EXTRACTED INFORMATION:
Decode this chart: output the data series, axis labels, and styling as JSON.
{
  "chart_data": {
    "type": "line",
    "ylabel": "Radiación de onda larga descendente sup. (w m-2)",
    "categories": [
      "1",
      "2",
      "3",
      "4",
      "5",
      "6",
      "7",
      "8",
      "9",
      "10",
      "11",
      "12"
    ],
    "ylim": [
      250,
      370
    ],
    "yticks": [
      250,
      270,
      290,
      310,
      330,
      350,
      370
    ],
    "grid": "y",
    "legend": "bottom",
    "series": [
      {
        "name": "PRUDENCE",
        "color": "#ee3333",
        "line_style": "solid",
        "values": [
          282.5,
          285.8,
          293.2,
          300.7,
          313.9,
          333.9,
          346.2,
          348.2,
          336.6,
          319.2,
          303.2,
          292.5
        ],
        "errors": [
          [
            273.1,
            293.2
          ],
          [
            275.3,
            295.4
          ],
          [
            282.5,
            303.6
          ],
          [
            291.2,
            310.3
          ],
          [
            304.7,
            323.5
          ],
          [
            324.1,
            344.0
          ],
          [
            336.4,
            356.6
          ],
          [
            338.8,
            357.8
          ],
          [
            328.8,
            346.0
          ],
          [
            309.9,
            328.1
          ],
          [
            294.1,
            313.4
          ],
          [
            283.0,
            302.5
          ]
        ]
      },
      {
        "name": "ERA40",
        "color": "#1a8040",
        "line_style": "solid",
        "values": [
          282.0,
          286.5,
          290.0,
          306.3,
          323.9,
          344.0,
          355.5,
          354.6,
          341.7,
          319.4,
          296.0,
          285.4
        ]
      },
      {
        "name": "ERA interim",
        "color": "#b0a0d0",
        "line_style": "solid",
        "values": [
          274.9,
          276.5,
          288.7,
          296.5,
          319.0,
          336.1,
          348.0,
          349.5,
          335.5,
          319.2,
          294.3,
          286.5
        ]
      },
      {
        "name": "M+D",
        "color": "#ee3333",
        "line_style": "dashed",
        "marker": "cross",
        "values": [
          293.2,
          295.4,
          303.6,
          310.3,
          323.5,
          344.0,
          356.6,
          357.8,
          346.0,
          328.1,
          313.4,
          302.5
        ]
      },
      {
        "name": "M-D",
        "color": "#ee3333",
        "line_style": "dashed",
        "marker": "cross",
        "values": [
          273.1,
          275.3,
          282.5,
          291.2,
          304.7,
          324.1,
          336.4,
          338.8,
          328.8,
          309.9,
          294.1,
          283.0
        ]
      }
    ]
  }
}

WHAT THIS TASK INVOLVES:
Among the records above, how many lines carry the string "name"? Reply with the number alone.

THE RESULT:
5